■ Exercise description ■
Write out the full listing exactly as given, minus the images.

• • • • • • •

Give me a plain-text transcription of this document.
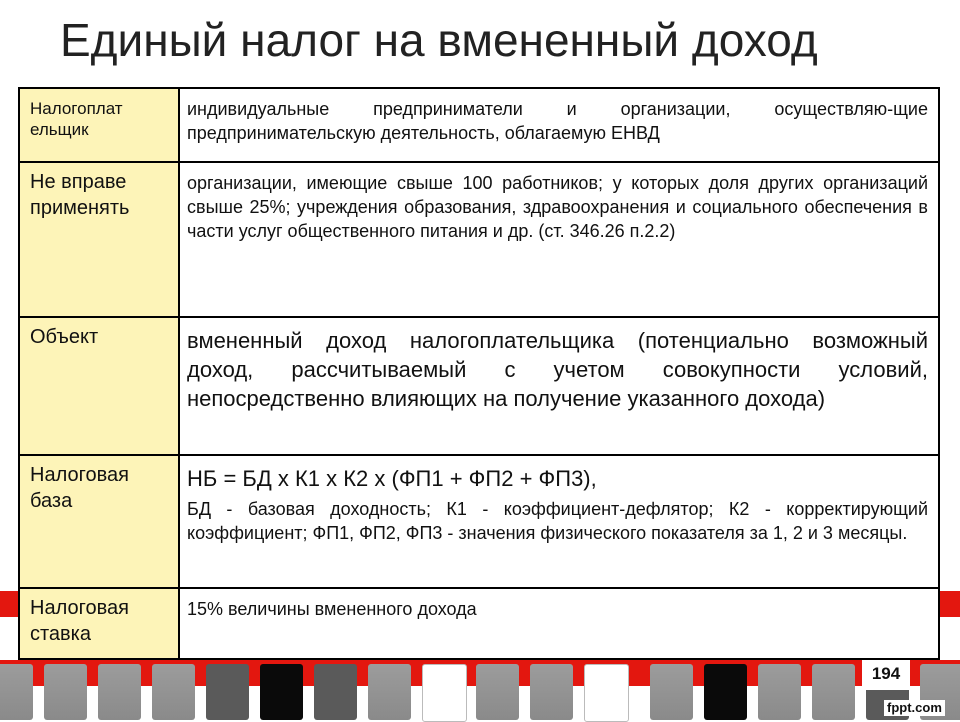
Единый налог на вмененный доход
Налогоплат ельщик
индивидуальные предприниматели и организации, осуществляю-щие предпринимательскую деятельность, облагаемую ЕНВД
Не вправе применять
организации, имеющие свыше 100 работников; у которых доля других организаций свыше 25%; учреждения образования, здравоохранения и социального обеспечения в части услуг общественного питания и др. (ст. 346.26 п.2.2)
Объект	вмененный доход налогоплательщика (потенциально возможный доход, рассчитываемый с учетом совокупности условий, непосредственно влияющих на получение указанного дохода)
Налоговая база
НБ = БД х К1 х К2 х (ФП1 + ФП2 + ФП3),
БД - базовая доходность; К1 - коэффициент-дефлятор; К2 - корректирующий коэффициент; ФП1, ФП2, ФП3 - значения физического показателя за 1, 2 и 3 месяцы.
Налоговая ставка
15% величины вмененного дохода
194
fppt.com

• • • • • • •

■ Solved exercise ■
Give me a plain-text transcription of this document.
Единый налог на вмененный доход
Налогоплат ельщик
индивидуальные предприниматели и организации, осуществляю-щие предпринимательскую деятельность, облагаемую ЕНВД
Не вправе применять
организации, имеющие свыше 100 работников; у которых доля других организаций свыше 25%; учреждения образования, здравоохранения и социального обеспечения в части услуг общественного питания и др. (ст. 346.26 п.2.2)
Объект	вмененный доход налогоплательщика (потенциально возможный доход, рассчитываемый с учетом совокупности условий, непосредственно влияющих на получение указанного дохода)
Налоговая база
НБ = БД х К1 х К2 х (ФП1 + ФП2 + ФП3),
БД - базовая доходность; К1 - коэффициент-дефлятор; К2 - корректирующий коэффициент; ФП1, ФП2, ФП3 - значения физического показателя за 1, 2 и 3 месяцы.
Налоговая ставка
15% величины вмененного дохода
194
fppt.com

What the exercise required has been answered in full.